**What you will do**
In the data below, find every line with the string "objects" and pull it out.

[Page transcription entries]
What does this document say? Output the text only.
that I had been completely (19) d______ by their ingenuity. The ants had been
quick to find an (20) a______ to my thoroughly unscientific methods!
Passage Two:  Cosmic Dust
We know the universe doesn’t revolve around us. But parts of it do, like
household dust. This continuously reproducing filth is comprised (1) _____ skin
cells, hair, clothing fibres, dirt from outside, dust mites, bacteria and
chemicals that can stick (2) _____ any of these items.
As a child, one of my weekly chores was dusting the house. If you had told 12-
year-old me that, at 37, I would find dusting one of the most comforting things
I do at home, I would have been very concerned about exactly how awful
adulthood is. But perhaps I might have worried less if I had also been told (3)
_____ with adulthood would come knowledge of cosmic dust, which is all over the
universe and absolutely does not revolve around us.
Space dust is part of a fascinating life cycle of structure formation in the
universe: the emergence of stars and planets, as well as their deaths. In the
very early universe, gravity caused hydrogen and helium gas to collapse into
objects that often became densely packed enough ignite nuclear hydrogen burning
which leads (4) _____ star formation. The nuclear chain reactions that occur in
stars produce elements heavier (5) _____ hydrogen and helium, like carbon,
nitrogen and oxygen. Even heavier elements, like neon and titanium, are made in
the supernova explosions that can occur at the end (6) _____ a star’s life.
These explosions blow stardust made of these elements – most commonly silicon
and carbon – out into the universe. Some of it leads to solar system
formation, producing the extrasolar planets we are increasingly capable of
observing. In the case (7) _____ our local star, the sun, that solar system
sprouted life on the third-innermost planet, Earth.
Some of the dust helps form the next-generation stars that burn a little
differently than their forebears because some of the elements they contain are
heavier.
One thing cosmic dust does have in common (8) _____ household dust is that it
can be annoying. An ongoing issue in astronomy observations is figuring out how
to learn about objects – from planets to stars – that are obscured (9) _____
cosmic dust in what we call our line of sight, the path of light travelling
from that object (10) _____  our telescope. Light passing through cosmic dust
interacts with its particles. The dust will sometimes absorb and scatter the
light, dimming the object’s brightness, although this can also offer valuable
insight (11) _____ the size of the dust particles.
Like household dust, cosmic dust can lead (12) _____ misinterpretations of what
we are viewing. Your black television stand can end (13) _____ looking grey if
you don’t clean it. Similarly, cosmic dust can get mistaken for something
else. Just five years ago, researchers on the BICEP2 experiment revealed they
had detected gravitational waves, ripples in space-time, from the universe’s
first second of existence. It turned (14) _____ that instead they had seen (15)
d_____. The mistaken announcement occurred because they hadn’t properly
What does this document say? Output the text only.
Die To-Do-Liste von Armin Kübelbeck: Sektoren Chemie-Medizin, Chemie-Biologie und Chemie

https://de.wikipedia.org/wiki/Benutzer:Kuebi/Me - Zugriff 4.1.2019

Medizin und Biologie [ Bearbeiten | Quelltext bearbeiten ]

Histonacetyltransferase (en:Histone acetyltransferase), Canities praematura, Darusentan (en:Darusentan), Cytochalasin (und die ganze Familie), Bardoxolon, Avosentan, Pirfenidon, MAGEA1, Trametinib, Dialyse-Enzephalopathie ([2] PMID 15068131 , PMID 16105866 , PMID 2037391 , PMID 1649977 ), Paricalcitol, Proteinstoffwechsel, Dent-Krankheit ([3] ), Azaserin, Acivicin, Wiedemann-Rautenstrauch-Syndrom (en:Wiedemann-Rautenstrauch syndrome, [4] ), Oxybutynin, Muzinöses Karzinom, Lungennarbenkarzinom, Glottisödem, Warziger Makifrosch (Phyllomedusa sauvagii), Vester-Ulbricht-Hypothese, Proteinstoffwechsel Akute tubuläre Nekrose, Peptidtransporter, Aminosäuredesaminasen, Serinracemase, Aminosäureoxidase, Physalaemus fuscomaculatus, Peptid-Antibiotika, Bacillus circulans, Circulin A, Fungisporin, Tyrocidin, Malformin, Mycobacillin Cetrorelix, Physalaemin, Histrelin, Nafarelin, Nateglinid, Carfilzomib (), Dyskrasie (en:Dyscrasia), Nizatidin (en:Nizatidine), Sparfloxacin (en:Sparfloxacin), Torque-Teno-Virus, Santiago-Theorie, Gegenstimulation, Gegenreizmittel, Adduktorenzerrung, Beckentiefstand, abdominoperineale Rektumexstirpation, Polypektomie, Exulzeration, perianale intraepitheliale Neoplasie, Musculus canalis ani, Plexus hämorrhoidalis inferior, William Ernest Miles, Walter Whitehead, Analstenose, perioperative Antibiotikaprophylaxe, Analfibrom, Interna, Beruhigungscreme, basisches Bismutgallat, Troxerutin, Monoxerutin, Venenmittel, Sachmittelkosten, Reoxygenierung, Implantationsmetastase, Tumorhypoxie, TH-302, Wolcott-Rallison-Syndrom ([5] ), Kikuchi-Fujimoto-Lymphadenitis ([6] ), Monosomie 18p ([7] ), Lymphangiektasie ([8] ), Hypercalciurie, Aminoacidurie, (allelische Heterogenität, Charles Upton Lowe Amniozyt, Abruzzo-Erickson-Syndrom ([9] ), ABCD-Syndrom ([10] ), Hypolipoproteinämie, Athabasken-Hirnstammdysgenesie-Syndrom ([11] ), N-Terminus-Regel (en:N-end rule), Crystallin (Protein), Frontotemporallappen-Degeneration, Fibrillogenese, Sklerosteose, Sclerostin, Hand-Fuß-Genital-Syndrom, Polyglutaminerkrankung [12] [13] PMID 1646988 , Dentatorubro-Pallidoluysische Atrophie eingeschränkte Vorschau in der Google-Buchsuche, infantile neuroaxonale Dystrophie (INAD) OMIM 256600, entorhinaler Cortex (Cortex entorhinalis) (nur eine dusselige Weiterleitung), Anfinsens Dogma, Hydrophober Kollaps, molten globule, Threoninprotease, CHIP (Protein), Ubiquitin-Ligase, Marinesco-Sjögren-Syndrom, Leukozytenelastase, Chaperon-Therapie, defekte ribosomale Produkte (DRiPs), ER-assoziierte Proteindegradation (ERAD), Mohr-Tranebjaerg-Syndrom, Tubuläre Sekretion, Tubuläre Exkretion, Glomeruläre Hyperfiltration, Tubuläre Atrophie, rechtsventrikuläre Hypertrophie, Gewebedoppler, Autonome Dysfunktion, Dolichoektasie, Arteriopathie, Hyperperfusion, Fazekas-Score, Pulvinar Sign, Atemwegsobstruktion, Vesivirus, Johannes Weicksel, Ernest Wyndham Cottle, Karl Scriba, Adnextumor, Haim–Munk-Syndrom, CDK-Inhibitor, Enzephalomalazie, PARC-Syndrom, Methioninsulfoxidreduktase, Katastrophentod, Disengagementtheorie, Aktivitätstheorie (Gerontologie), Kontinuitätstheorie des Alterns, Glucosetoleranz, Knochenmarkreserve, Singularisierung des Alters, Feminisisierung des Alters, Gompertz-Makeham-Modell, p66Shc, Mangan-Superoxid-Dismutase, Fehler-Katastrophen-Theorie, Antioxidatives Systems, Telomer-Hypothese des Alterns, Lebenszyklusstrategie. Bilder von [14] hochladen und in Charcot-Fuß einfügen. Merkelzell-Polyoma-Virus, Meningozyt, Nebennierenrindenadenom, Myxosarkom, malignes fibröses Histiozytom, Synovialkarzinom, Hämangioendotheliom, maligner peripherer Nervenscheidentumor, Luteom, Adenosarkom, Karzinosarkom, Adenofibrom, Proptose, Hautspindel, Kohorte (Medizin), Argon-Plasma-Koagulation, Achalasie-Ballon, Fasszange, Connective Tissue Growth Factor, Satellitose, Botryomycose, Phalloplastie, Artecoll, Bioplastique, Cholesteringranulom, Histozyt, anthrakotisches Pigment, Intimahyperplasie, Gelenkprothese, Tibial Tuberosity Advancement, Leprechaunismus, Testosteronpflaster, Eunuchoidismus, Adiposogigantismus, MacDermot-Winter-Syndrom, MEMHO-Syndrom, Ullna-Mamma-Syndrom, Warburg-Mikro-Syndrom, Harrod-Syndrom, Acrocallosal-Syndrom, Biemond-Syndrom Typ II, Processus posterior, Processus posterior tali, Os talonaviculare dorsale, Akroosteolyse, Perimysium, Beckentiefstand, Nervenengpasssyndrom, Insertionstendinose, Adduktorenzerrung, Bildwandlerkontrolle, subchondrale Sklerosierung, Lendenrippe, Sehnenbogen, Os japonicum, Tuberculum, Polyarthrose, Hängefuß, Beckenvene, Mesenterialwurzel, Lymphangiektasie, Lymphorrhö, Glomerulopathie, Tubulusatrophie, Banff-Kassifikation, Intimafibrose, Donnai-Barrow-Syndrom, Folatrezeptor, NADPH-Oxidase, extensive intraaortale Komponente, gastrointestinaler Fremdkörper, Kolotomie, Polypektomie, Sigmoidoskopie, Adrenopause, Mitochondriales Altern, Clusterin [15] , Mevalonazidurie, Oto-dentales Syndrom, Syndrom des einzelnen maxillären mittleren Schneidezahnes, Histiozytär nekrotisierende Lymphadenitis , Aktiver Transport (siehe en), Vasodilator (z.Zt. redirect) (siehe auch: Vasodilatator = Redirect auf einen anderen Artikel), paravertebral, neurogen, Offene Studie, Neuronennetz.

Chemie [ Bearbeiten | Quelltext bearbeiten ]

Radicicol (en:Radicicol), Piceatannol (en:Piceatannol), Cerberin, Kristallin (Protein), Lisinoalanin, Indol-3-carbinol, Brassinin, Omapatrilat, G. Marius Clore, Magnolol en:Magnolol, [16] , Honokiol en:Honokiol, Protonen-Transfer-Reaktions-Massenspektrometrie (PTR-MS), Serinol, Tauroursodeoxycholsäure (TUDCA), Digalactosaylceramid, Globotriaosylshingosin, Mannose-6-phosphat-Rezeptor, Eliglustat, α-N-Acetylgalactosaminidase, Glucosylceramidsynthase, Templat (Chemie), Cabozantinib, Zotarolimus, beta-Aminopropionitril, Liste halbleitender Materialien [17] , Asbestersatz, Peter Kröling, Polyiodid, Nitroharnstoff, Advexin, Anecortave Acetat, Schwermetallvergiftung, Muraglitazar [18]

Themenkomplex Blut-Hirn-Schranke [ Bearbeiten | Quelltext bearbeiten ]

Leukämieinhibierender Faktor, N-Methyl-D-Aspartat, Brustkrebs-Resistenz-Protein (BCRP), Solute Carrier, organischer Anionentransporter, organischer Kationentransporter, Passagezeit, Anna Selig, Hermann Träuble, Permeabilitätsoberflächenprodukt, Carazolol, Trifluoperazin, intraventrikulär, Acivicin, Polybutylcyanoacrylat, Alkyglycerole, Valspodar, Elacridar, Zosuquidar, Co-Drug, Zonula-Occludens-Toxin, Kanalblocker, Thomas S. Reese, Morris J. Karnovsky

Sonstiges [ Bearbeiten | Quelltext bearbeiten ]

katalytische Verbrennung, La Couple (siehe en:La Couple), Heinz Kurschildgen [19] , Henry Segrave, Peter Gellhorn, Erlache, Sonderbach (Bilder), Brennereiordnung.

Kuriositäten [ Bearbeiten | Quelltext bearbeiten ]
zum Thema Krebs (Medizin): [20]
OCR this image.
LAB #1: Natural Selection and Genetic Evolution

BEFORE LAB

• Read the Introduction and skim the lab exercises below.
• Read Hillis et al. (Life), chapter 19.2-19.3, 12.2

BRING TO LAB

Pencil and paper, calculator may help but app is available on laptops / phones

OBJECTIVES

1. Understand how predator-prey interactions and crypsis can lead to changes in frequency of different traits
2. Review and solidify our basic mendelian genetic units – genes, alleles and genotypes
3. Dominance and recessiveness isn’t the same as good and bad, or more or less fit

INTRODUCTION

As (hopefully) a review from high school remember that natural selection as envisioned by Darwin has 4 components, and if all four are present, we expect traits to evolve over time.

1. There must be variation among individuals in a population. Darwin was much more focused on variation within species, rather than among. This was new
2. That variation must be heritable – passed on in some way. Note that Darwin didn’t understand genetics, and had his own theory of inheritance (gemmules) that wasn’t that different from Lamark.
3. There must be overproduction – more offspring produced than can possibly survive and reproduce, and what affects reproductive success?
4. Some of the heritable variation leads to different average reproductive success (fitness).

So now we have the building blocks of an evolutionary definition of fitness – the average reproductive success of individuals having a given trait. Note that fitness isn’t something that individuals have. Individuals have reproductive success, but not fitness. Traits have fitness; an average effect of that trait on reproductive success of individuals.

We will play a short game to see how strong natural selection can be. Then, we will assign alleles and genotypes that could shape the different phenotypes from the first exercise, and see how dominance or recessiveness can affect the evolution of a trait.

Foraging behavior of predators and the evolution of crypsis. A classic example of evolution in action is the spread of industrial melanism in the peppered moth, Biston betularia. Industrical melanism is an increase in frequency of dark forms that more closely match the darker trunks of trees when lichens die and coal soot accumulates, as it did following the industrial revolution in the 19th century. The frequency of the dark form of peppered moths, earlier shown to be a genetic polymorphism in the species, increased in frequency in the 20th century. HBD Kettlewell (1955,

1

**Your response**
objects that often became densely packed enough ignite nuclear hydrogen burning
to learn about objects – from planets to stars – that are obscured (9) _____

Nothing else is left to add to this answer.